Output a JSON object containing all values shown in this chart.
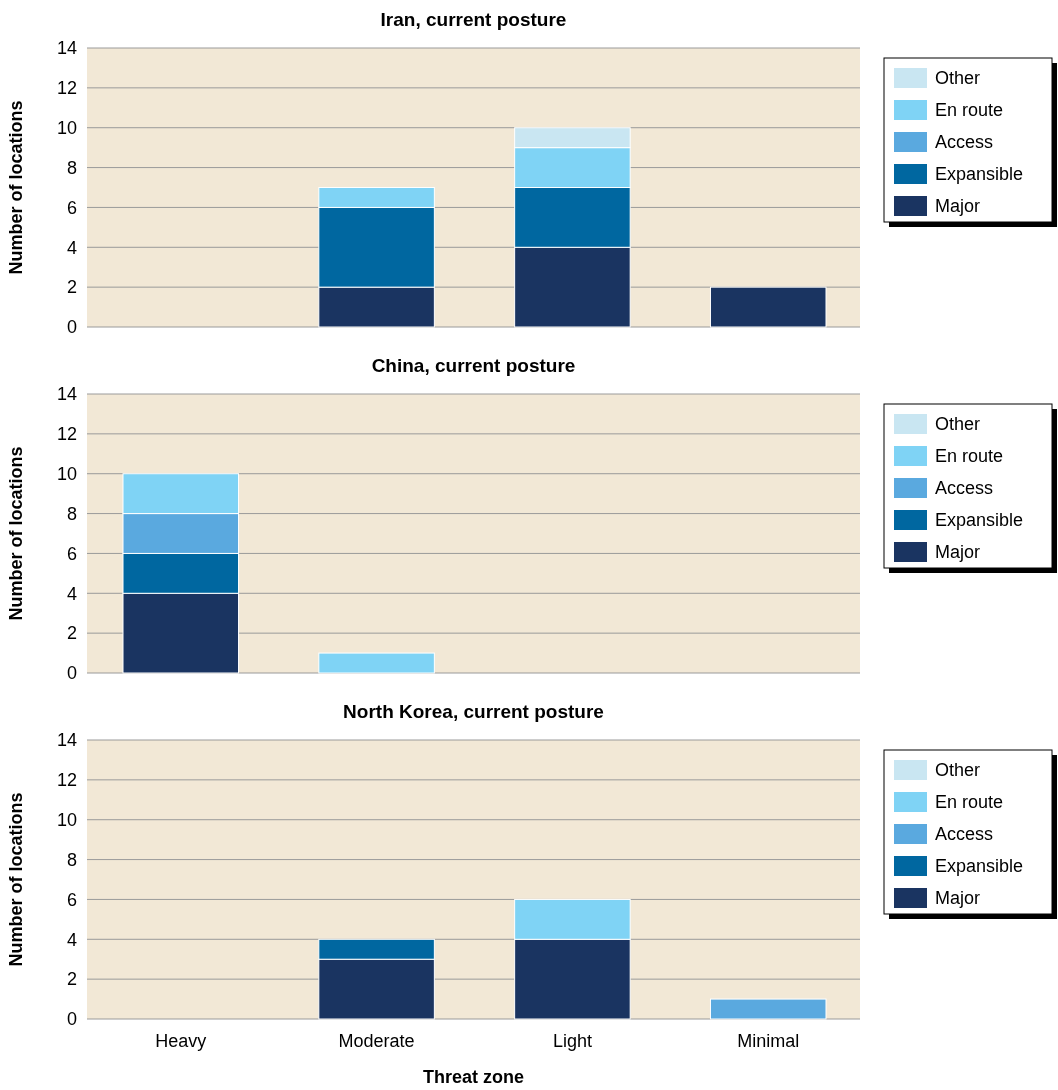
{
  "chart_data": [
    {
      "type": "bar",
      "title": "Iran, current posture",
      "ylabel": "Number of locations",
      "categories": [
        null,
        null,
        null,
        null
      ],
      "stacked": true,
      "ylim": [
        0,
        14
      ],
      "yticks": [
        0,
        2,
        4,
        6,
        8,
        10,
        12,
        14
      ],
      "grid": "y",
      "legend": "top right",
      "tick_labels": "y",
      "series": [
        {
          "name": "Major",
          "color": "#1a3461",
          "values": [
            0,
            2,
            4,
            2
          ]
        },
        {
          "name": "Expansible",
          "color": "#0067a0",
          "values": [
            0,
            4,
            3,
            0
          ]
        },
        {
          "name": "Access",
          "color": "#5aa9df",
          "values": [
            0,
            0,
            0,
            0
          ]
        },
        {
          "name": "En route",
          "color": "#7fd3f5",
          "values": [
            0,
            1,
            2,
            0
          ]
        },
        {
          "name": "Other",
          "color": "#c9e6f2",
          "values": [
            0,
            0,
            1,
            0
          ]
        }
      ]
    },
    {
      "type": "bar",
      "title": "China, current posture",
      "ylabel": "Number of locations",
      "categories": [
        null,
        null,
        null,
        null
      ],
      "stacked": true,
      "ylim": [
        0,
        14
      ],
      "yticks": [
        0,
        2,
        4,
        6,
        8,
        10,
        12,
        14
      ],
      "grid": "y",
      "legend": "top right",
      "tick_labels": "y",
      "series": [
        {
          "name": "Major",
          "color": "#1a3461",
          "values": [
            4,
            0,
            0,
            0
          ]
        },
        {
          "name": "Expansible",
          "color": "#0067a0",
          "values": [
            2,
            0,
            0,
            0
          ]
        },
        {
          "name": "Access",
          "color": "#5aa9df",
          "values": [
            2,
            0,
            0,
            0
          ]
        },
        {
          "name": "En route",
          "color": "#7fd3f5",
          "values": [
            2,
            1,
            0,
            0
          ]
        },
        {
          "name": "Other",
          "color": "#c9e6f2",
          "values": [
            0,
            0,
            0,
            0
          ]
        }
      ]
    },
    {
      "type": "bar",
      "title": "North Korea, current posture",
      "xlabel": "Threat zone",
      "ylabel": "Number of locations",
      "categories": [
        "Heavy",
        "Moderate",
        "Light",
        "Minimal"
      ],
      "stacked": true,
      "ylim": [
        0,
        14
      ],
      "yticks": [
        0,
        2,
        4,
        6,
        8,
        10,
        12,
        14
      ],
      "grid": "y",
      "legend": "top right",
      "series": [
        {
          "name": "Major",
          "color": "#1a3461",
          "values": [
            0,
            3,
            4,
            0
          ]
        },
        {
          "name": "Expansible",
          "color": "#0067a0",
          "values": [
            0,
            1,
            0,
            0
          ]
        },
        {
          "name": "Access",
          "color": "#5aa9df",
          "values": [
            0,
            0,
            0,
            1
          ]
        },
        {
          "name": "En route",
          "color": "#7fd3f5",
          "values": [
            0,
            0,
            2,
            0
          ]
        },
        {
          "name": "Other",
          "color": "#c9e6f2",
          "values": [
            0,
            0,
            0,
            0
          ]
        }
      ]
    }
  ]
}
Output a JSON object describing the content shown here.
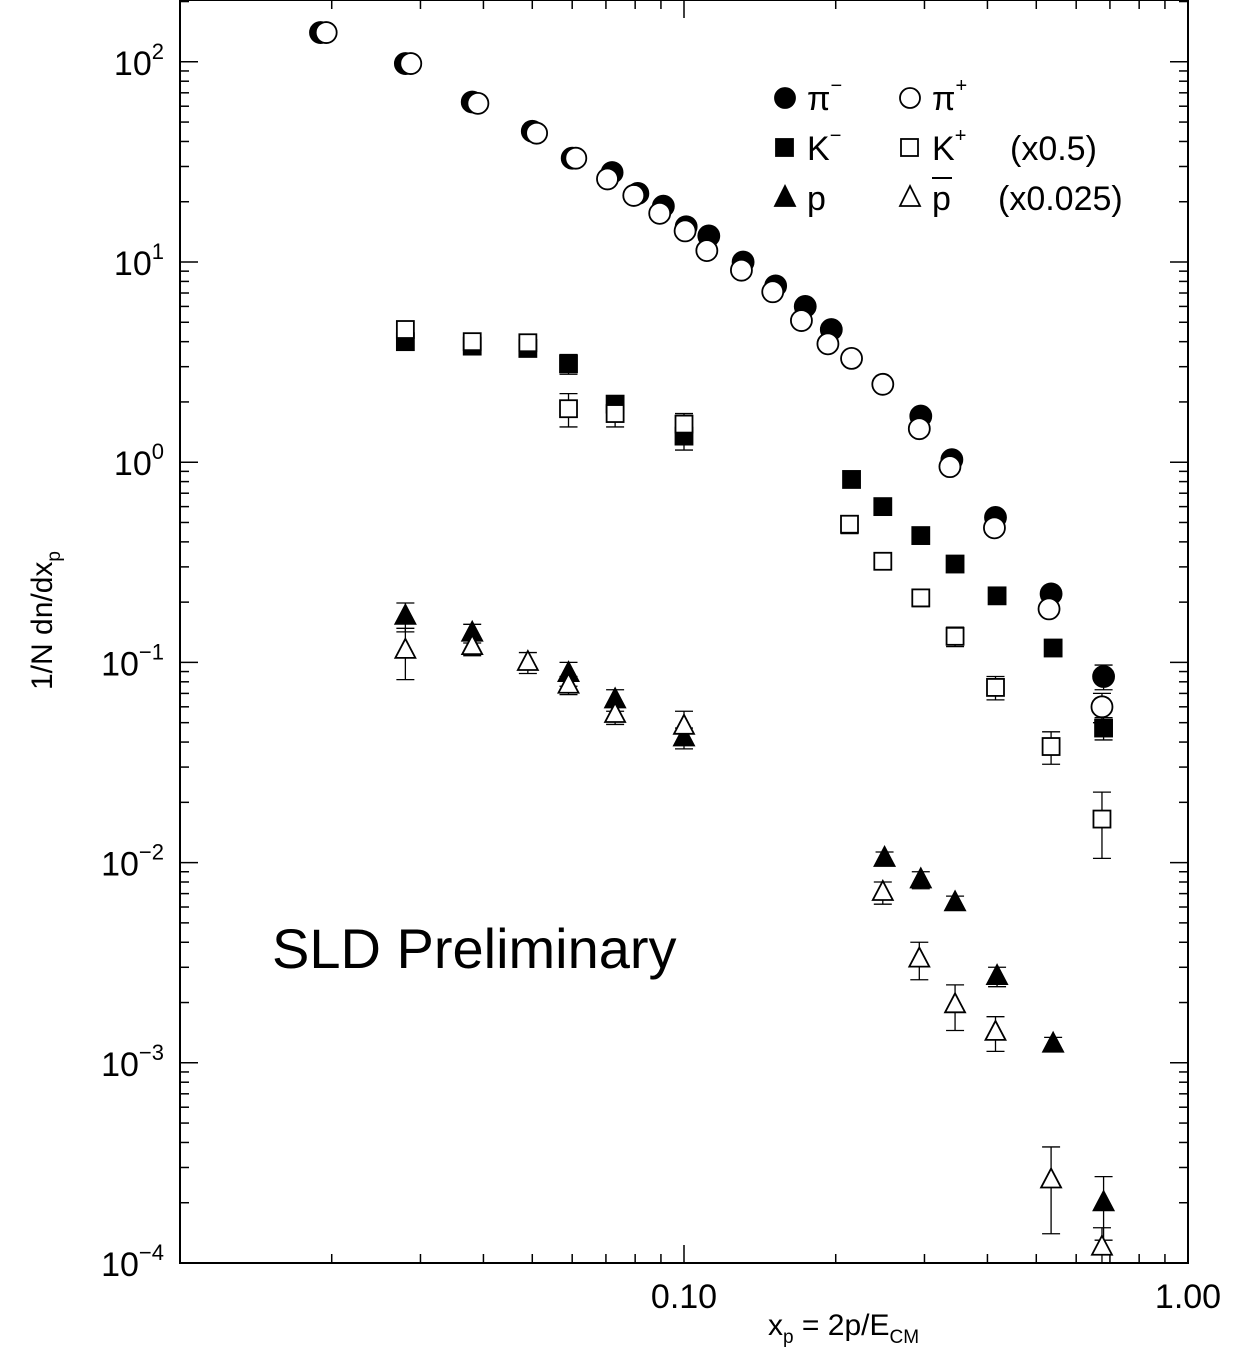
{
  "chart_data": {
    "type": "scatter",
    "x_scale": "log",
    "y_scale": "log",
    "xlim": [
      0.01,
      1.0
    ],
    "ylim": [
      0.0001,
      200
    ],
    "x_ticks": [
      {
        "value": 0.1,
        "label": "0.10"
      },
      {
        "value": 1.0,
        "label": "1.00"
      }
    ],
    "y_ticks": [
      {
        "value": 100,
        "base": "10",
        "exp": "2"
      },
      {
        "value": 10,
        "base": "10",
        "exp": "1"
      },
      {
        "value": 1,
        "base": "10",
        "exp": "0"
      },
      {
        "value": 0.1,
        "base": "10",
        "exp": "−1"
      },
      {
        "value": 0.01,
        "base": "10",
        "exp": "−2"
      },
      {
        "value": 0.001,
        "base": "10",
        "exp": "−3"
      },
      {
        "value": 0.0001,
        "base": "10",
        "exp": "−4"
      }
    ],
    "xlabel": {
      "main": "x",
      "sub": "p",
      "rest": " = 2p/E",
      "sub2": "CM"
    },
    "ylabel": {
      "main": "1/N dn/dx",
      "sub": "p"
    },
    "annotation": "SLD Preliminary",
    "grid": false,
    "legend_position": "top-right",
    "legend": [
      {
        "symbol": "●",
        "name": "π",
        "sup": "−",
        "series": "pi_minus"
      },
      {
        "symbol": "○",
        "name": "π",
        "sup": "+",
        "series": "pi_plus"
      },
      {
        "symbol": "■",
        "name": "K",
        "sup": "−",
        "series": "k_minus"
      },
      {
        "symbol": "□",
        "name": "K",
        "sup": "+",
        "series": "k_plus",
        "note": "(x0.5)"
      },
      {
        "symbol": "▲",
        "name": "p",
        "sup": "",
        "series": "proton"
      },
      {
        "symbol": "△",
        "name": "p",
        "sup": "",
        "bar": true,
        "series": "antiproton",
        "note": "(x0.025)"
      }
    ],
    "series": [
      {
        "id": "pi_minus",
        "marker": "circle",
        "filled": true,
        "points": [
          [
            0.019,
            140
          ],
          [
            0.028,
            98
          ],
          [
            0.038,
            63
          ],
          [
            0.05,
            45
          ],
          [
            0.06,
            33
          ],
          [
            0.072,
            28
          ],
          [
            0.081,
            22
          ],
          [
            0.091,
            19
          ],
          [
            0.101,
            15
          ],
          [
            0.112,
            13.5
          ],
          [
            0.131,
            10
          ],
          [
            0.152,
            7.6
          ],
          [
            0.174,
            6.0
          ],
          [
            0.196,
            4.6
          ],
          [
            0.295,
            1.7
          ],
          [
            0.34,
            1.03
          ],
          [
            0.415,
            0.53
          ],
          [
            0.535,
            0.22
          ],
          [
            0.68,
            0.085
          ]
        ],
        "errors": [
          [
            0.68,
            0.012
          ]
        ]
      },
      {
        "id": "pi_plus",
        "marker": "circle",
        "filled": false,
        "points": [
          [
            0.0195,
            140
          ],
          [
            0.0287,
            98
          ],
          [
            0.039,
            62
          ],
          [
            0.051,
            44
          ],
          [
            0.061,
            33
          ],
          [
            0.0705,
            26
          ],
          [
            0.0795,
            21.5
          ],
          [
            0.0895,
            17.5
          ],
          [
            0.1005,
            14.3
          ],
          [
            0.111,
            11.4
          ],
          [
            0.13,
            9.1
          ],
          [
            0.15,
            7.1
          ],
          [
            0.171,
            5.1
          ],
          [
            0.193,
            3.9
          ],
          [
            0.215,
            3.3
          ],
          [
            0.248,
            2.45
          ],
          [
            0.293,
            1.47
          ],
          [
            0.337,
            0.95
          ],
          [
            0.413,
            0.47
          ],
          [
            0.53,
            0.185
          ],
          [
            0.675,
            0.06
          ]
        ],
        "errors": [
          [
            0.675,
            0.01
          ]
        ]
      },
      {
        "id": "k_minus",
        "marker": "square",
        "filled": true,
        "points": [
          [
            0.028,
            4.0
          ],
          [
            0.038,
            3.8
          ],
          [
            0.049,
            3.7
          ],
          [
            0.059,
            3.1
          ],
          [
            0.073,
            1.95
          ],
          [
            0.1,
            1.35
          ],
          [
            0.215,
            0.82
          ],
          [
            0.248,
            0.6
          ],
          [
            0.295,
            0.43
          ],
          [
            0.345,
            0.31
          ],
          [
            0.418,
            0.215
          ],
          [
            0.54,
            0.118
          ],
          [
            0.68,
            0.047
          ]
        ],
        "errors": [
          [
            0.028,
            0.3
          ],
          [
            0.038,
            0.3
          ],
          [
            0.049,
            0.3
          ],
          [
            0.059,
            0.35
          ],
          [
            0.073,
            0.2
          ],
          [
            0.1,
            0.2
          ],
          [
            0.68,
            0.006
          ]
        ]
      },
      {
        "id": "k_plus",
        "marker": "square",
        "filled": false,
        "points": [
          [
            0.028,
            4.6
          ],
          [
            0.038,
            4.0
          ],
          [
            0.049,
            3.95
          ],
          [
            0.059,
            1.85
          ],
          [
            0.073,
            1.75
          ],
          [
            0.1,
            1.55
          ],
          [
            0.213,
            0.49
          ],
          [
            0.248,
            0.32
          ],
          [
            0.295,
            0.21
          ],
          [
            0.345,
            0.135
          ],
          [
            0.415,
            0.075
          ],
          [
            0.535,
            0.038
          ],
          [
            0.675,
            0.0165
          ]
        ],
        "errors": [
          [
            0.028,
            0.4
          ],
          [
            0.038,
            0.4
          ],
          [
            0.049,
            0.4
          ],
          [
            0.059,
            0.35
          ],
          [
            0.073,
            0.25
          ],
          [
            0.1,
            0.2
          ],
          [
            0.213,
            0.05
          ],
          [
            0.295,
            0.02
          ],
          [
            0.345,
            0.015
          ],
          [
            0.415,
            0.01
          ],
          [
            0.535,
            0.007
          ],
          [
            0.675,
            0.006
          ]
        ]
      },
      {
        "id": "proton",
        "marker": "triangle",
        "filled": true,
        "points": [
          [
            0.028,
            0.17
          ],
          [
            0.038,
            0.14
          ],
          [
            0.059,
            0.088
          ],
          [
            0.073,
            0.065
          ],
          [
            0.1,
            0.042
          ],
          [
            0.25,
            0.0105
          ],
          [
            0.295,
            0.0082
          ],
          [
            0.345,
            0.0063
          ],
          [
            0.418,
            0.0027
          ],
          [
            0.54,
            0.00124
          ],
          [
            0.68,
            0.0002
          ]
        ],
        "errors": [
          [
            0.028,
            0.028
          ],
          [
            0.038,
            0.015
          ],
          [
            0.059,
            0.012
          ],
          [
            0.073,
            0.008
          ],
          [
            0.1,
            0.005
          ],
          [
            0.25,
            0.0008
          ],
          [
            0.295,
            0.0008
          ],
          [
            0.345,
            0.0005
          ],
          [
            0.418,
            0.0003
          ],
          [
            0.54,
            0.0001
          ],
          [
            0.68,
            7e-05
          ]
        ]
      },
      {
        "id": "antiproton",
        "marker": "triangle",
        "filled": false,
        "points": [
          [
            0.028,
            0.115
          ],
          [
            0.038,
            0.12
          ],
          [
            0.049,
            0.1
          ],
          [
            0.059,
            0.077
          ],
          [
            0.073,
            0.055
          ],
          [
            0.1,
            0.048
          ],
          [
            0.248,
            0.0071
          ],
          [
            0.293,
            0.0033
          ],
          [
            0.345,
            0.00195
          ],
          [
            0.415,
            0.00142
          ],
          [
            0.535,
            0.00026
          ],
          [
            0.675,
            0.00012
          ]
        ],
        "errors": [
          [
            0.028,
            0.033
          ],
          [
            0.038,
            0.012
          ],
          [
            0.049,
            0.012
          ],
          [
            0.059,
            0.008
          ],
          [
            0.073,
            0.006
          ],
          [
            0.1,
            0.009
          ],
          [
            0.248,
            0.0009
          ],
          [
            0.293,
            0.0007
          ],
          [
            0.345,
            0.0005
          ],
          [
            0.415,
            0.00028
          ],
          [
            0.535,
            0.00012
          ],
          [
            0.675,
            3e-05
          ]
        ]
      }
    ]
  }
}
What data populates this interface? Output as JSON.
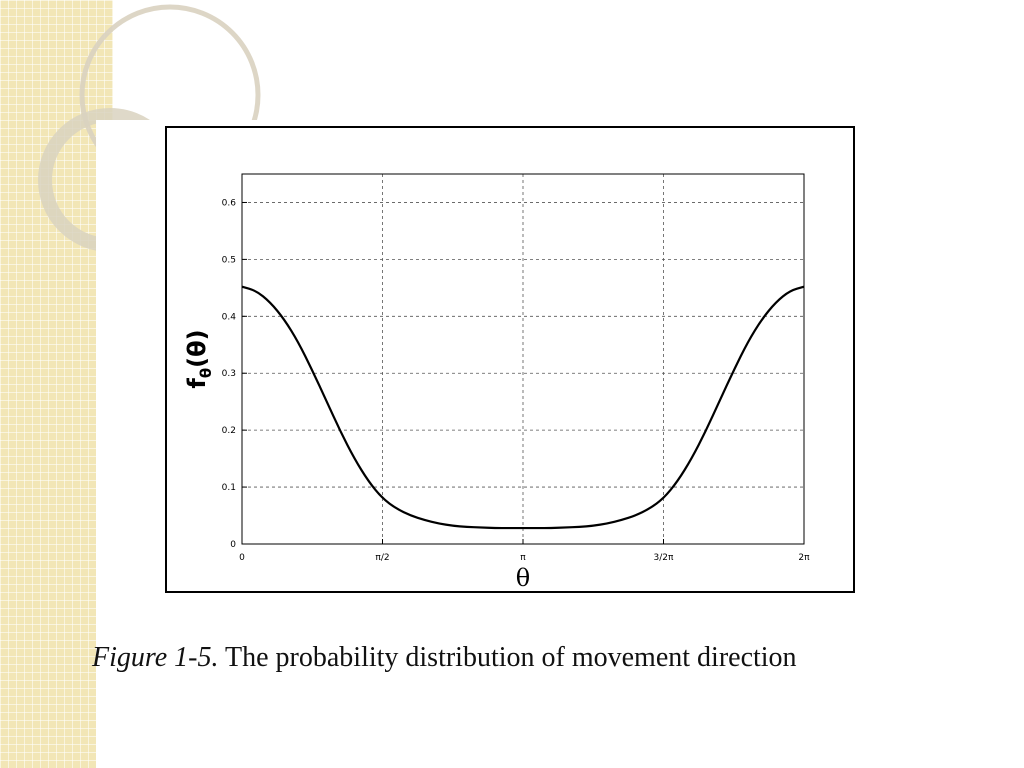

::::

Pull out each line of the entries that contains "series".

      "series": [
      "series": [
      "series": [
        "series": "pi_minus"
        "series": "pi_plus"
        "series": "k_minus"
        "series": "k_plus",
        "series": "proton"
        "series": "antiproton",
    "series": [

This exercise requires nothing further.